**DIRECTIONS**
Write the data out again exactly, with no pictures.

::: DATA FOR PROCESSING

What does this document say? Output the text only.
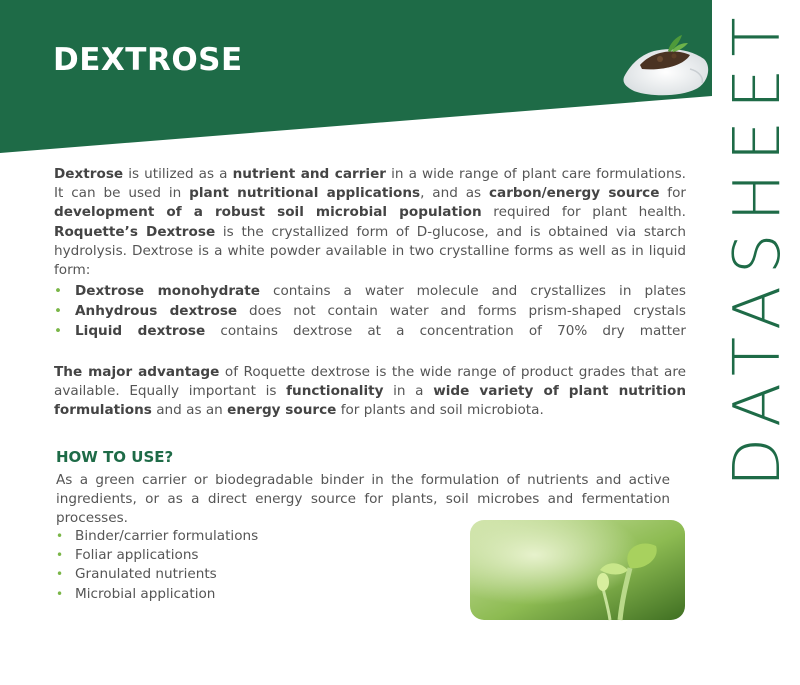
DEXTROSE	DATASHEET

Dextrose is utilized as a nutrient and carrier in a wide range of plant care formulations. It can be used in plant nutritional applications, and as carbon/energy source for development of a robust soil microbial population required for plant health. Roquette’s Dextrose is the crystallized form of D-glucose, and is obtained via starch hydrolysis. Dextrose is a white powder available in two crystalline forms as well as in liquid form:

• Dextrose monohydrate contains a water molecule and crystallizes in plates
• Anhydrous dextrose does not contain water and forms prism-shaped crystals
• Liquid dextrose contains dextrose at a concentration of 70% dry matter

The major advantage of Roquette dextrose is the wide range of product grades that are available. Equally important is functionality in a wide variety of plant nutrition formulations and as an energy source for plants and soil microbiota.

HOW TO USE?

As a green carrier or biodegradable binder in the formulation of nutrients and active ingredients, or as a direct energy source for plants, soil microbes and fermentation processes.

• Binder/carrier formulations
• Foliar applications
• Granulated nutrients
• Microbial application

::::::

**THE OUTPUT**
What does this document say? Output the text only.
DEXTROSE	DATASHEET

Dextrose is utilized as a nutrient and carrier in a wide range of plant care formulations. It can be used in plant nutritional applications, and as carbon/energy source for development of a robust soil microbial population required for plant health. Roquette’s Dextrose is the crystallized form of D-glucose, and is obtained via starch hydrolysis. Dextrose is a white powder available in two crystalline forms as well as in liquid form:

• Dextrose monohydrate contains a water molecule and crystallizes in plates
• Anhydrous dextrose does not contain water and forms prism-shaped crystals
• Liquid dextrose contains dextrose at a concentration of 70% dry matter

The major advantage of Roquette dextrose is the wide range of product grades that are available. Equally important is functionality in a wide variety of plant nutrition formulations and as an energy source for plants and soil microbiota.

HOW TO USE?

As a green carrier or biodegradable binder in the formulation of nutrients and active ingredients, or as a direct energy source for plants, soil microbes and fermentation processes.

• Binder/carrier formulations
• Foliar applications
• Granulated nutrients
• Microbial application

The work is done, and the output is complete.